What is expected: All records should be reproduced verbatim.

Input:
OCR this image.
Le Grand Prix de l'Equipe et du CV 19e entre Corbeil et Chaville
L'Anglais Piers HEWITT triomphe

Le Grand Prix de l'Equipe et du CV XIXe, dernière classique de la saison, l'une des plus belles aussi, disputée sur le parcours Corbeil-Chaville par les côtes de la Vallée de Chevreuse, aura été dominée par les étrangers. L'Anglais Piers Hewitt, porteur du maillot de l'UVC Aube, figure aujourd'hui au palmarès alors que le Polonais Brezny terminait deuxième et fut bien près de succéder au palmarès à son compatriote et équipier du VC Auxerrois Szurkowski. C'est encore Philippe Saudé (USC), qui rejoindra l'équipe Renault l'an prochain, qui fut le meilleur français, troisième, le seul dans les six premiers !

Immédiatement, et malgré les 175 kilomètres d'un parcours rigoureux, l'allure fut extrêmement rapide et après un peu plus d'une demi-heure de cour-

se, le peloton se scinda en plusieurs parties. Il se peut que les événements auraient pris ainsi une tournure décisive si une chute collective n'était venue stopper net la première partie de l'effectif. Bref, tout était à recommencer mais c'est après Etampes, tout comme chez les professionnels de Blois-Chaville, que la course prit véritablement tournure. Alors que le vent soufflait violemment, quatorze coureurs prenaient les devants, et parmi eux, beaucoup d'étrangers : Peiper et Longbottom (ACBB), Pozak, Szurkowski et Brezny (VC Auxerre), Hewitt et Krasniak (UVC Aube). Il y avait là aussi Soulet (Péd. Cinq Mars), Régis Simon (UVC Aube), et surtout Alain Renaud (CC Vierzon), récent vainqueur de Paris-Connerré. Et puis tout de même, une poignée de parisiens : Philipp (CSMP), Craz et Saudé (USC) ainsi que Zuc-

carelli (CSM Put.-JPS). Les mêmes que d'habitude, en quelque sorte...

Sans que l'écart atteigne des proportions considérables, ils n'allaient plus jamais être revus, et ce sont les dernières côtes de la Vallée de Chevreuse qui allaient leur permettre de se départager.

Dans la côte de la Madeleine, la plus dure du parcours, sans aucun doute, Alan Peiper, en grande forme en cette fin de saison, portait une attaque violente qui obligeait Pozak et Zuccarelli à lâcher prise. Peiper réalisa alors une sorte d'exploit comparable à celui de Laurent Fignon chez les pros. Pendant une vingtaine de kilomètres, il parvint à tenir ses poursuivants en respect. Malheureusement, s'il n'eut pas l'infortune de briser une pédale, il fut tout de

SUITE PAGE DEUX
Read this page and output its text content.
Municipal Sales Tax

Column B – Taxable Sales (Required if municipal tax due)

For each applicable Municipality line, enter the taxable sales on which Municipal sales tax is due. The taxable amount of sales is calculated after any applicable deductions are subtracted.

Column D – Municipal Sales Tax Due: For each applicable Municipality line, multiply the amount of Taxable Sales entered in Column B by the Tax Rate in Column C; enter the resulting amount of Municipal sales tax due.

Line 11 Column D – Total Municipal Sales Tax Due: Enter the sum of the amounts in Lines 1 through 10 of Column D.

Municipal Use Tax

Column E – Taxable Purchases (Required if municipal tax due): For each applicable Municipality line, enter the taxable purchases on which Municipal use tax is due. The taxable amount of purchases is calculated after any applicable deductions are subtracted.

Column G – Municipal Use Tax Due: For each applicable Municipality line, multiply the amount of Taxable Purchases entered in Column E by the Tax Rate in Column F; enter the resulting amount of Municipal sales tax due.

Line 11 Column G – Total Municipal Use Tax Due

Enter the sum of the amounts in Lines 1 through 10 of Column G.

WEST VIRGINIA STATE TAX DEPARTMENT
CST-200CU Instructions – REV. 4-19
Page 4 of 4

Solved problem:
OCR this image.
Le Grand Prix de l'Equipe et du CV 19e entre Corbeil et Chaville
L'Anglais Piers HEWITT triomphe

Le Grand Prix de l'Equipe et du CV XIXe, dernière classique de la saison, l'une des plus belles aussi, disputée sur le parcours Corbeil-Chaville par les côtes de la Vallée de Chevreuse, aura été dominée par les étrangers. L'Anglais Piers Hewitt, porteur du maillot de l'UVC Aube, figure aujourd'hui au palmarès alors que le Polonais Brezny terminait deuxième et fut bien près de succéder au palmarès à son compatriote et équipier du VC Auxerrois Szurkowski. C'est encore Philippe Saudé (USC), qui rejoindra l'équipe Renault l'an prochain, qui fut le meilleur français, troisième, le seul dans les six premiers !

Immédiatement, et malgré les 175 kilomètres d'un parcours rigoureux, l'allure fut extrêmement rapide et après un peu plus d'une demi-heure de cour-

se, le peloton se scinda en plusieurs parties. Il se peut que les événements auraient pris ainsi une tournure décisive si une chute collective n'était venue stopper net la première partie de l'effectif. Bref, tout était à recommencer mais c'est après Etampes, tout comme chez les professionnels de Blois-Chaville, que la course prit véritablement tournure. Alors que le vent soufflait violemment, quatorze coureurs prenaient les devants, et parmi eux, beaucoup d'étrangers : Peiper et Longbottom (ACBB), Pozak, Szurkowski et Brezny (VC Auxerre), Hewitt et Krasniak (UVC Aube). Il y avait là aussi Soulet (Péd. Cinq Mars), Régis Simon (UVC Aube), et surtout Alain Renaud (CC Vierzon), récent vainqueur de Paris-Connerré. Et puis tout de même, une poignée de parisiens : Philipp (CSMP), Craz et Saudé (USC) ainsi que Zuc-

carelli (CSM Put.-JPS). Les mêmes que d'habitude, en quelque sorte...

Sans que l'écart atteigne des proportions considérables, ils n'allaient plus jamais être revus, et ce sont les dernières côtes de la Vallée de Chevreuse qui allaient leur permettre de se départager.

Dans la côte de la Madeleine, la plus dure du parcours, sans aucun doute, Alan Peiper, en grande forme en cette fin de saison, portait une attaque violente qui obligeait Pozak et Zuccarelli à lâcher prise. Peiper réalisa alors une sorte d'exploit comparable à celui de Laurent Fignon chez les pros. Pendant une vingtaine de kilomètres, il parvint à tenir ses poursuivants en respect. Malheureusement, s'il n'eut pas l'infortune de briser une pédale, il fut tout de

SUITE PAGE DEUX
Read this page and output its text content.
Municipal Sales Tax

Column B – Taxable Sales (Required if municipal tax due)

For each applicable Municipality line, enter the taxable sales on which Municipal sales tax is due. The taxable amount of sales is calculated after any applicable deductions are subtracted.

Column D – Municipal Sales Tax Due: For each applicable Municipality line, multiply the amount of Taxable Sales entered in Column B by the Tax Rate in Column C; enter the resulting amount of Municipal sales tax due.

Line 11 Column D – Total Municipal Sales Tax Due: Enter the sum of the amounts in Lines 1 through 10 of Column D.

Municipal Use Tax

Column E – Taxable Purchases (Required if municipal tax due): For each applicable Municipality line, enter the taxable purchases on which Municipal use tax is due. The taxable amount of purchases is calculated after any applicable deductions are subtracted.

Column G – Municipal Use Tax Due: For each applicable Municipality line, multiply the amount of Taxable Purchases entered in Column E by the Tax Rate in Column F; enter the resulting amount of Municipal sales tax due.

Line 11 Column G – Total Municipal Use Tax Due

Enter the sum of the amounts in Lines 1 through 10 of Column G.

WEST VIRGINIA STATE TAX DEPARTMENT
CST-200CU Instructions – REV. 4-19
Page 4 of 4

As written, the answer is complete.